Recorded data:
[start]
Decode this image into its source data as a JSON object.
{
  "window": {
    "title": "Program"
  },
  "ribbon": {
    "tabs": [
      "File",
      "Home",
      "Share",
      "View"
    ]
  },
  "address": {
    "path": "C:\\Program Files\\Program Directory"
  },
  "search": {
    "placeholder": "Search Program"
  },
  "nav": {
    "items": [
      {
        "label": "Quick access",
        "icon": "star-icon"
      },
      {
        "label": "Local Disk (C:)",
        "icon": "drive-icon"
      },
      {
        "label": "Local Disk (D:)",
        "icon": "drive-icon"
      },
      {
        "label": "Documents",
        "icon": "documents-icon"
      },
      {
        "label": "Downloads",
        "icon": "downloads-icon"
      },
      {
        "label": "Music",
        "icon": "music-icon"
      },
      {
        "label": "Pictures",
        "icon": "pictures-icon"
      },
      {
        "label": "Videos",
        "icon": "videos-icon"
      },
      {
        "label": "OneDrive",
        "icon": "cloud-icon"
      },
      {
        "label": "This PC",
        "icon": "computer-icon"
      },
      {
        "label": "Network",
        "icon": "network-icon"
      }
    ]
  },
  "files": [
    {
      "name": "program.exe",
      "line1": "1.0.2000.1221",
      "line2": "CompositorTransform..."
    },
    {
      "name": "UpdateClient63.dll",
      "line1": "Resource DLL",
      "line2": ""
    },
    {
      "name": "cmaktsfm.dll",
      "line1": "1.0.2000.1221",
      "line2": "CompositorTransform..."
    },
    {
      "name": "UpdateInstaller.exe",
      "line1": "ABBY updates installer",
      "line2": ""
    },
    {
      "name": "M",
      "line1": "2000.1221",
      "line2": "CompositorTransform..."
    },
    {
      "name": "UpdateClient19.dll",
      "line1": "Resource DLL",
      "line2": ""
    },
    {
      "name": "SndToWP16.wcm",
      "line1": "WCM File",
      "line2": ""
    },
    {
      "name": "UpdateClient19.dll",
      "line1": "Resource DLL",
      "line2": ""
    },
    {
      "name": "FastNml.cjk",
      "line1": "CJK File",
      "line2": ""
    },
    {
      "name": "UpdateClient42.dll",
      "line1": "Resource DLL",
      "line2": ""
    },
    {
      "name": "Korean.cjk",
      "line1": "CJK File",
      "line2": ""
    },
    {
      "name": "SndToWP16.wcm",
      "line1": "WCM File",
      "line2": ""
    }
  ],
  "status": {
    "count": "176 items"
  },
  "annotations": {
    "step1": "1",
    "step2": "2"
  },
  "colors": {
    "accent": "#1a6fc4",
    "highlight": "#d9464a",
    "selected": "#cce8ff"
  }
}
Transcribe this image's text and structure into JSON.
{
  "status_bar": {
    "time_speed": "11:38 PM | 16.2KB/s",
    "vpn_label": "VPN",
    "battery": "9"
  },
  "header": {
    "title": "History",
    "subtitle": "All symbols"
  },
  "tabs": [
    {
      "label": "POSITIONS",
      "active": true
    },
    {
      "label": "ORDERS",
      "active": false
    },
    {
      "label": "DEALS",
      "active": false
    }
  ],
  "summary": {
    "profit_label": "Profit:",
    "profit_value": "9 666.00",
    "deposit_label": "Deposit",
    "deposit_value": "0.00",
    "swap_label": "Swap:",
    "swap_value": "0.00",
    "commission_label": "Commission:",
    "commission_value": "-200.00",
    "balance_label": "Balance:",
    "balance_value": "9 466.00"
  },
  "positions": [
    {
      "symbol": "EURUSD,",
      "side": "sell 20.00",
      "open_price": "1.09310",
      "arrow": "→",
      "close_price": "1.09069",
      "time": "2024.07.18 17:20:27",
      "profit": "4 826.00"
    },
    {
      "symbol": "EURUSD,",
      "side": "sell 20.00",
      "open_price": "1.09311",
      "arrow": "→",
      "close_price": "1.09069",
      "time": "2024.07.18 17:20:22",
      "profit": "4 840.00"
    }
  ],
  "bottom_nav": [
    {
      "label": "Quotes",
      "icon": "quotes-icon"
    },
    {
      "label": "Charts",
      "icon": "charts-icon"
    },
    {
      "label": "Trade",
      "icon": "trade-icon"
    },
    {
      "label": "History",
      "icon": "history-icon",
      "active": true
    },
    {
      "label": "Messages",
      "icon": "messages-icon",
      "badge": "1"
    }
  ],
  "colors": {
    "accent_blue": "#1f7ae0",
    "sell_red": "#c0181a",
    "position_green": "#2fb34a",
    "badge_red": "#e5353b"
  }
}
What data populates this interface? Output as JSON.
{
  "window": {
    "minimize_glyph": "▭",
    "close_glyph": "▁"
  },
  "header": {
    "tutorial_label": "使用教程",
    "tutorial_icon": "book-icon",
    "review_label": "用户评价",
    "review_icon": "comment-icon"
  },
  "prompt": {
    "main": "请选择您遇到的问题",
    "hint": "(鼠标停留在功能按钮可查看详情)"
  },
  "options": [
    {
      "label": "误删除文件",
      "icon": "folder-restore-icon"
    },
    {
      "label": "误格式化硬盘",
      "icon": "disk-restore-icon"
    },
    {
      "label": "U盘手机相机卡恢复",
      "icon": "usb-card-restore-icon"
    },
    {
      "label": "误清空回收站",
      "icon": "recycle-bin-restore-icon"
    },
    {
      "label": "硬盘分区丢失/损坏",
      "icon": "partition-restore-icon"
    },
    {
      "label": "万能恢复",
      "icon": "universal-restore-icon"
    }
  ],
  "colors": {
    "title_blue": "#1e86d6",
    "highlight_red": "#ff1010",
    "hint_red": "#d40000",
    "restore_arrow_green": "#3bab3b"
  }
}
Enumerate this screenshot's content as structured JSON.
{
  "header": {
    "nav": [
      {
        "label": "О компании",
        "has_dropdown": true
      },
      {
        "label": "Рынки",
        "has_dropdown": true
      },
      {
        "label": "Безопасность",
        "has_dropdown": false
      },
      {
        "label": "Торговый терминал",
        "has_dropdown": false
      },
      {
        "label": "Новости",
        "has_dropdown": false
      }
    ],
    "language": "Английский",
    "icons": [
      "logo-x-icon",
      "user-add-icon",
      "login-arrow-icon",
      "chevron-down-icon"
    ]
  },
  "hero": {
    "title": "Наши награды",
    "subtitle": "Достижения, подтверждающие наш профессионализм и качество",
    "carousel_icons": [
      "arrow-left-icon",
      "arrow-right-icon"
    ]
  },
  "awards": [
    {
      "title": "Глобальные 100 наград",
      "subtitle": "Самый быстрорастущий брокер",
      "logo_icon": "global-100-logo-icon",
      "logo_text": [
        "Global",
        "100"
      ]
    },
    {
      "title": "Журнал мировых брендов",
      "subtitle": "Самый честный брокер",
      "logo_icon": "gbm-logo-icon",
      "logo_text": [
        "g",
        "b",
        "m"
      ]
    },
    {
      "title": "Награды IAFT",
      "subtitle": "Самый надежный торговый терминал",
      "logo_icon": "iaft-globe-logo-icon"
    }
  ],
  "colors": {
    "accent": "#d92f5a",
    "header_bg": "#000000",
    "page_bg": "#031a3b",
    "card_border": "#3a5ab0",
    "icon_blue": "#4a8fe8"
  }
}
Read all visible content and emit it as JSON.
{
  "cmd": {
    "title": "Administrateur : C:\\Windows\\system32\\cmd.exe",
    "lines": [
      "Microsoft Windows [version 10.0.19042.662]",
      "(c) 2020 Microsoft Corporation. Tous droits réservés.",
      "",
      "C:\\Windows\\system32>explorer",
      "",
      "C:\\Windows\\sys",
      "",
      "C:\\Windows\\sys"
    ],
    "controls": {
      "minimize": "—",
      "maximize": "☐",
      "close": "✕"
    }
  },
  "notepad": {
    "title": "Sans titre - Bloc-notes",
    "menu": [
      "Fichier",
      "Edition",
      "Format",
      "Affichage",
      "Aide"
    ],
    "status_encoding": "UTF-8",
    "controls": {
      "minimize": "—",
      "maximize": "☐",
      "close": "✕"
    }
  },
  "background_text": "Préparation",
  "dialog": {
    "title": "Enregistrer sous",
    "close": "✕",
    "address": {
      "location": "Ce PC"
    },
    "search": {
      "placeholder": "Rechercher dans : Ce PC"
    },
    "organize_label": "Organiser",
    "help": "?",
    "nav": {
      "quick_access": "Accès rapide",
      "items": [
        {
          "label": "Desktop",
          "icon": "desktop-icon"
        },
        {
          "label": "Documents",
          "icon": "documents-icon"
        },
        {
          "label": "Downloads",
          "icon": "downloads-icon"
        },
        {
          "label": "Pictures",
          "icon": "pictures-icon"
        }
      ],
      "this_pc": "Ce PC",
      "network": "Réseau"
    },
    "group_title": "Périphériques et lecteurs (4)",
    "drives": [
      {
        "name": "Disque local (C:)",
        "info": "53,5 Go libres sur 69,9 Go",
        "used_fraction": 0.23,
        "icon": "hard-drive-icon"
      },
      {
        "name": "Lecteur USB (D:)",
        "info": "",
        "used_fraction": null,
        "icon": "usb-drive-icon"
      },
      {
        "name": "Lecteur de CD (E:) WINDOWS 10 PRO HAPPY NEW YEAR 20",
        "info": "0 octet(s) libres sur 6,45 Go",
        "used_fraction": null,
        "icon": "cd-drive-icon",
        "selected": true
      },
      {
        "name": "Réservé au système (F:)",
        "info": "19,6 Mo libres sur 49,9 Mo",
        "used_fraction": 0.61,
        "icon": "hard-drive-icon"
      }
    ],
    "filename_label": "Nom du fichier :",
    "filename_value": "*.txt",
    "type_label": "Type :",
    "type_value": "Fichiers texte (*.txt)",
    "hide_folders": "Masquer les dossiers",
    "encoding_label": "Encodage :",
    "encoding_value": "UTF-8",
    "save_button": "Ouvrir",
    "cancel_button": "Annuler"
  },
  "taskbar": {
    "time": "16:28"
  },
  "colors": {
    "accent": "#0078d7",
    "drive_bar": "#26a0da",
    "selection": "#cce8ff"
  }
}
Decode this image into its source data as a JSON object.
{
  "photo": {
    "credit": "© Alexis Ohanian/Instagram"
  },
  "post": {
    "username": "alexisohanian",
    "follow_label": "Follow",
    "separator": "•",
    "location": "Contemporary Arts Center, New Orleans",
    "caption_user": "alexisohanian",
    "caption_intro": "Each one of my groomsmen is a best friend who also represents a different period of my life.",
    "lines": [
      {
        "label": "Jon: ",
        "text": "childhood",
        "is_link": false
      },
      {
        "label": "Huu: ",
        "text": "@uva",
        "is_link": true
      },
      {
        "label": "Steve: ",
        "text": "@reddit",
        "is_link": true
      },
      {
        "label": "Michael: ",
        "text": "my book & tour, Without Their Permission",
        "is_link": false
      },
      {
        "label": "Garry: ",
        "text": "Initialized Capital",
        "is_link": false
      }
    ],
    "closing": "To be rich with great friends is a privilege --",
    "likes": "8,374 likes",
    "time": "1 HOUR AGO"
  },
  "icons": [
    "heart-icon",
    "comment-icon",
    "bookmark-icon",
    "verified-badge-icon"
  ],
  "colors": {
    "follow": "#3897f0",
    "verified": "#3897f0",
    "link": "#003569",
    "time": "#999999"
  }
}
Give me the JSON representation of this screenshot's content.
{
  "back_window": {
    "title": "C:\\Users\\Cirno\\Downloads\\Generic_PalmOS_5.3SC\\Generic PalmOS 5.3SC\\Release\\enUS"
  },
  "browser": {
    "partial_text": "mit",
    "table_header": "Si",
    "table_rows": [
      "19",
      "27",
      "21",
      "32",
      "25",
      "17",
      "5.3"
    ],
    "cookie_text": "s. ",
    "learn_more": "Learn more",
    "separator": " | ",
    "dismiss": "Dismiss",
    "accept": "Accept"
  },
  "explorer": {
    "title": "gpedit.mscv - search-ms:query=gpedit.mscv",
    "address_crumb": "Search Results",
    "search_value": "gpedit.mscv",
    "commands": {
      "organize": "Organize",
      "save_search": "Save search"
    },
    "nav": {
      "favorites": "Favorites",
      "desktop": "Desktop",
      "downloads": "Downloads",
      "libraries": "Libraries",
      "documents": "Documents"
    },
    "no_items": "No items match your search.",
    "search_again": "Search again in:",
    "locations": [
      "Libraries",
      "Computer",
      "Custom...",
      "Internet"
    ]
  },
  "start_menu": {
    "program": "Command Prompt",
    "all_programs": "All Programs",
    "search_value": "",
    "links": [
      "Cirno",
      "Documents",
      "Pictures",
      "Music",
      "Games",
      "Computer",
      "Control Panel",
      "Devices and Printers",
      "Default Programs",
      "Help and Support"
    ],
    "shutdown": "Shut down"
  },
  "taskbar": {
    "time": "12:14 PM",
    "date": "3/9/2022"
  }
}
[end]
▸ **WRITTEN INSTRUCTION**:
Every line containing the string "verified" must be listed.

▸ **EXERCISE RESULT**:
    "verified-badge-icon"
    "verified": "#3897f0",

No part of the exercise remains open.